## Short task
Copy out all lines where "ASDFGHJKSCANS" appears.

● ● ● ●

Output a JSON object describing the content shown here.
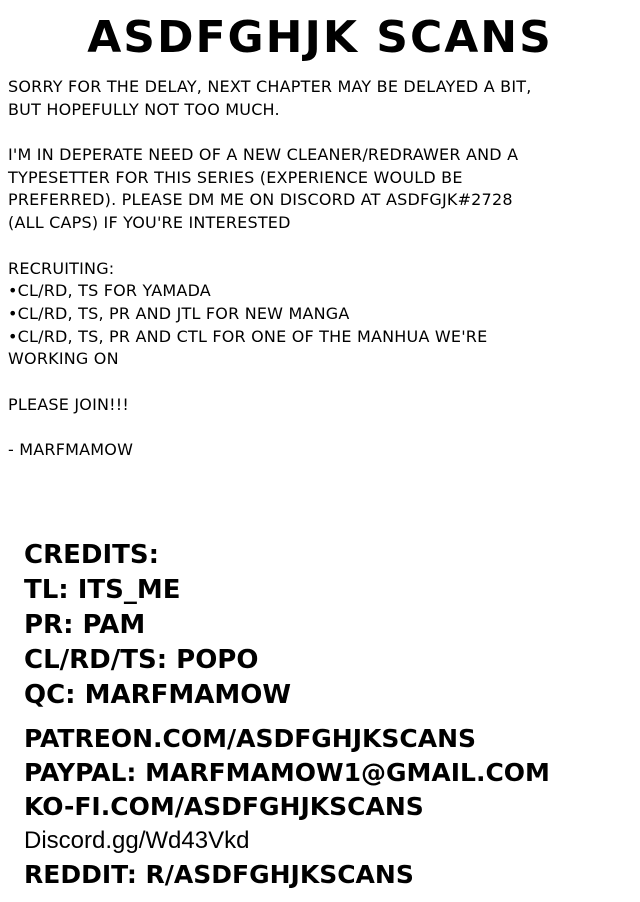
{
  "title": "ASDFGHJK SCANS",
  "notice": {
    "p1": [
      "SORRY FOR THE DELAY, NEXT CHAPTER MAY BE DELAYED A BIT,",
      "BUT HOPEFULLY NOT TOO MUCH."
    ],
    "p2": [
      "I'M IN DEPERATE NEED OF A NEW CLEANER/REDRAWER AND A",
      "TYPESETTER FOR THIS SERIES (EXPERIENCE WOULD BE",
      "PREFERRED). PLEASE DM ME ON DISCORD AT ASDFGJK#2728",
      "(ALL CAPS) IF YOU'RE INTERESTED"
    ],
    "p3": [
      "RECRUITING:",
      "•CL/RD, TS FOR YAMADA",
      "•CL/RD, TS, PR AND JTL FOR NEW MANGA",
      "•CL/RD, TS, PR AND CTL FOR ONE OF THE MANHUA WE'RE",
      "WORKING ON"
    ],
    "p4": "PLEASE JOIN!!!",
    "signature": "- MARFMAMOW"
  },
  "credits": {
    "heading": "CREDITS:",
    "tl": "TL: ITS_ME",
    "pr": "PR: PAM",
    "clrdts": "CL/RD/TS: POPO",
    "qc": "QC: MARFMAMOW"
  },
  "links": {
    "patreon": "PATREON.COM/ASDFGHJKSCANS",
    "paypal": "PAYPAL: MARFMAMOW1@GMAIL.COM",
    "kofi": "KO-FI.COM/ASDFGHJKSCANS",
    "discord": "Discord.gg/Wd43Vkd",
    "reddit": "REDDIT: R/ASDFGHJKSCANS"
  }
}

● ● ● ●

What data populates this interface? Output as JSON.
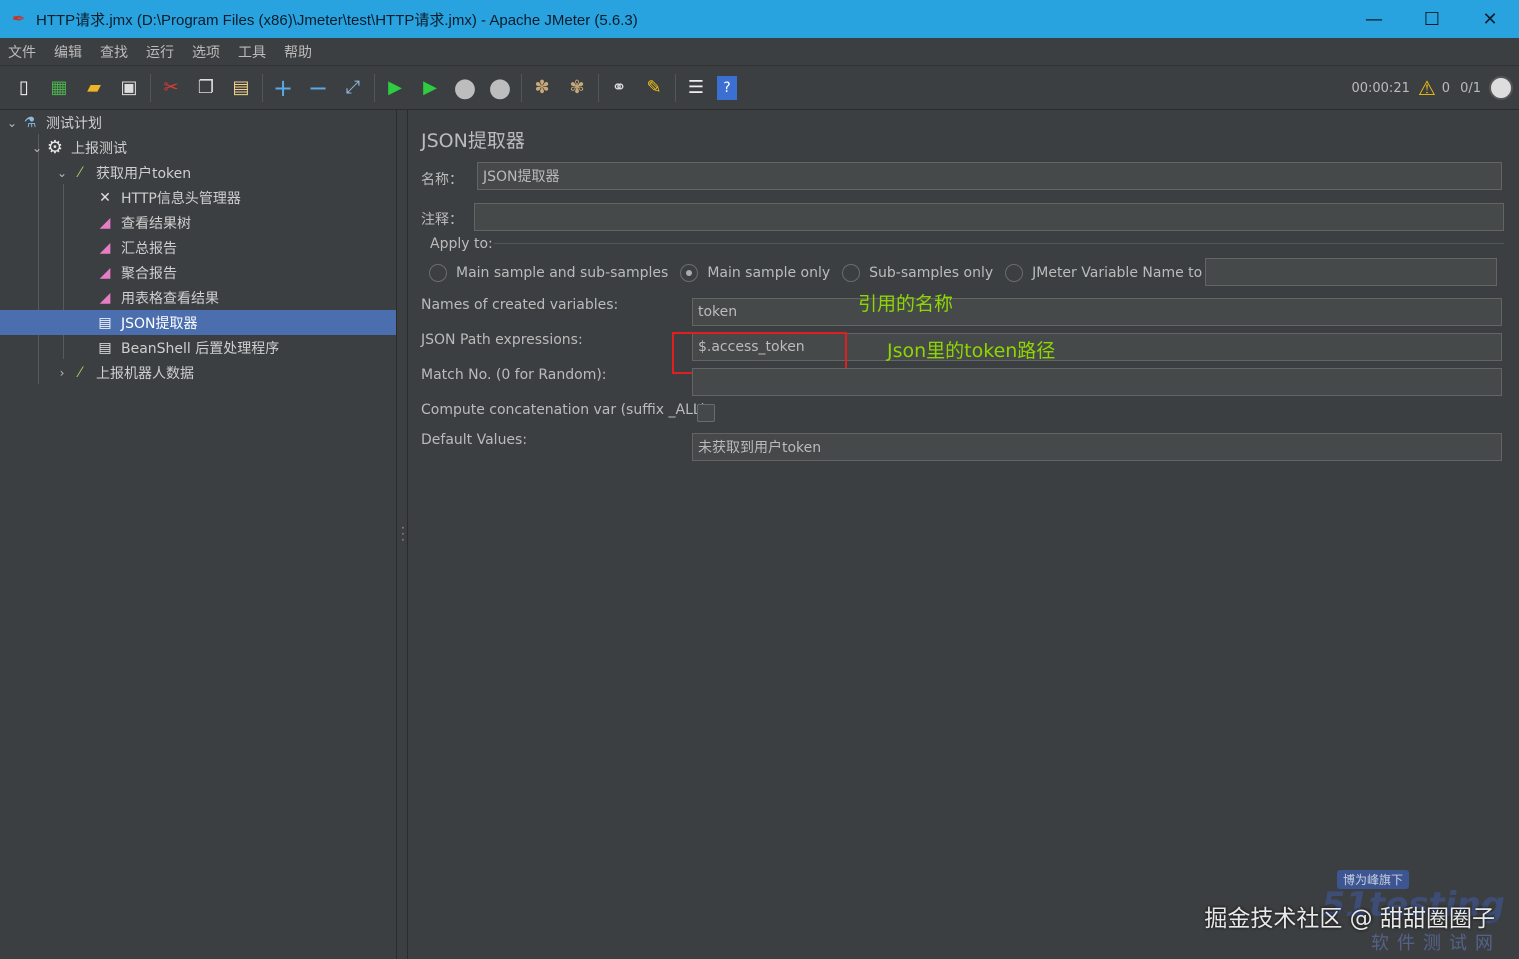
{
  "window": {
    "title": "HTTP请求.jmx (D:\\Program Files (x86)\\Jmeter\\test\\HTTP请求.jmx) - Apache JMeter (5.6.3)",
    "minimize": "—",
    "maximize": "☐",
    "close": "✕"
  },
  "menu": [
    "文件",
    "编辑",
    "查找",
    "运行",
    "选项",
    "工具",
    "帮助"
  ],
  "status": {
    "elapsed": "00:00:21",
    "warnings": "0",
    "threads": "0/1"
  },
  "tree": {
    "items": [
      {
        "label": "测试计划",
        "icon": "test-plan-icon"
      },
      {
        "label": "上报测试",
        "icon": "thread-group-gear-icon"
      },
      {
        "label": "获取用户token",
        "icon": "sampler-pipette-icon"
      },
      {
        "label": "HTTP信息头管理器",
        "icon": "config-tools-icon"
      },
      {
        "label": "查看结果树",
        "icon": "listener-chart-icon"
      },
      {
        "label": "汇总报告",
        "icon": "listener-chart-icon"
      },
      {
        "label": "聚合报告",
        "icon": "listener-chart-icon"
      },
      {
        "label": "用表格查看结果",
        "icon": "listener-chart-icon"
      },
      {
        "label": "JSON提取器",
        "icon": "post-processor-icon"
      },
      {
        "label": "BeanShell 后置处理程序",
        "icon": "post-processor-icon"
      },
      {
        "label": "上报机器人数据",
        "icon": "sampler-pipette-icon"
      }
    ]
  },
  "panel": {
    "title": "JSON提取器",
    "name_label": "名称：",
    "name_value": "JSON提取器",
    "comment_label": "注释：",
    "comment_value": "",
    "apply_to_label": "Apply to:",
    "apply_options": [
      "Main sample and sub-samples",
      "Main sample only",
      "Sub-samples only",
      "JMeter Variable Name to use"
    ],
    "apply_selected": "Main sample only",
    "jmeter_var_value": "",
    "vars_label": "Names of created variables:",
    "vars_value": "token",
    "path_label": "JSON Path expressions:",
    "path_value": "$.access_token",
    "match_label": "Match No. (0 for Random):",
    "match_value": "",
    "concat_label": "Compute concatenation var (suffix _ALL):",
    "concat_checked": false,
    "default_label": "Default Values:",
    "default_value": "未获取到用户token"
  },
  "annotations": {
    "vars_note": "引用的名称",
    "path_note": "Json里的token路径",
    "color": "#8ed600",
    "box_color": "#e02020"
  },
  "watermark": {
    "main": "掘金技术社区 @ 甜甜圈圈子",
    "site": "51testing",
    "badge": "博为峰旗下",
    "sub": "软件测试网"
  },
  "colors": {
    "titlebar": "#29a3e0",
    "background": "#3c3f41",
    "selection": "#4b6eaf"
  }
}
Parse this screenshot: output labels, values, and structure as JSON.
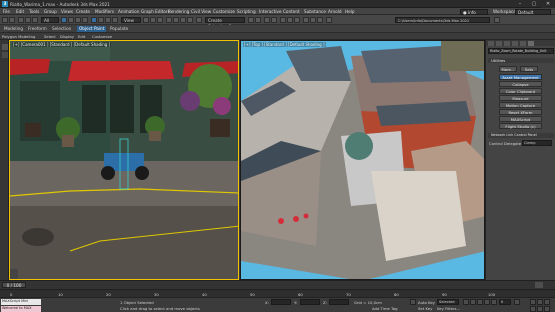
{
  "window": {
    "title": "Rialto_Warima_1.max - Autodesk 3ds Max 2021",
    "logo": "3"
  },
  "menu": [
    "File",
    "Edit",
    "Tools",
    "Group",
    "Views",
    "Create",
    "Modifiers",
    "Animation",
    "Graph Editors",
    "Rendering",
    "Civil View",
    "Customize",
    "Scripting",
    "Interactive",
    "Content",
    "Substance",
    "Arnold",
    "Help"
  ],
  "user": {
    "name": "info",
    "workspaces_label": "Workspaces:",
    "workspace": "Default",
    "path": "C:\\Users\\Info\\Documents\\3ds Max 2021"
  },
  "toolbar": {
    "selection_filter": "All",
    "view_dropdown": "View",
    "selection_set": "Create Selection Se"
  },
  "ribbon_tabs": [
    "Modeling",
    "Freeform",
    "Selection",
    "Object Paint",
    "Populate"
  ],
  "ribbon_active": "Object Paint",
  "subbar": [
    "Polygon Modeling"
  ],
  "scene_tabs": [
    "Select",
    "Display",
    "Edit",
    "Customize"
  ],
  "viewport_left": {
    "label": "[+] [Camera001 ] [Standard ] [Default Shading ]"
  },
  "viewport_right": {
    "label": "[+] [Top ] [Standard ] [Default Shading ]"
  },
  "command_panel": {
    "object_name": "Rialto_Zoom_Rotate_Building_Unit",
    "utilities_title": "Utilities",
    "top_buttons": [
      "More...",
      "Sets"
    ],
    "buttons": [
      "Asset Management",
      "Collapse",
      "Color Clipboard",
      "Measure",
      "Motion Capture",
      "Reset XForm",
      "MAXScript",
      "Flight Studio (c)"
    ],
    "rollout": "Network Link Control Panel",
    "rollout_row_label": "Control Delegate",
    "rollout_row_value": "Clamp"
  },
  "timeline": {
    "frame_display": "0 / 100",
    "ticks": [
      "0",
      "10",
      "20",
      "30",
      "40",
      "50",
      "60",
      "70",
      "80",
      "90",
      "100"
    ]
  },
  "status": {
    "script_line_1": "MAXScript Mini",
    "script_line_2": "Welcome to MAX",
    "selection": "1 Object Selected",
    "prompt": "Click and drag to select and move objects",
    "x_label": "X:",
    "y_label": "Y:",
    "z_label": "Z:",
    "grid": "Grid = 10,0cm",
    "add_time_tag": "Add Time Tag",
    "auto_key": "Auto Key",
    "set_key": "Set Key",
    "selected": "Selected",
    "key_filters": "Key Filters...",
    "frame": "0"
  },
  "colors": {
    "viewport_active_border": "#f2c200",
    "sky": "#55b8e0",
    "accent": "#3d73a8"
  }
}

● ● ● ●

## Exercise output
    "patreon": "PATREON.COM/ASDFGHJKSCANS",
    "kofi": "KO-FI.COM/ASDFGHJKSCANS",
    "reddit": "REDDIT: R/ASDFGHJKSCANS"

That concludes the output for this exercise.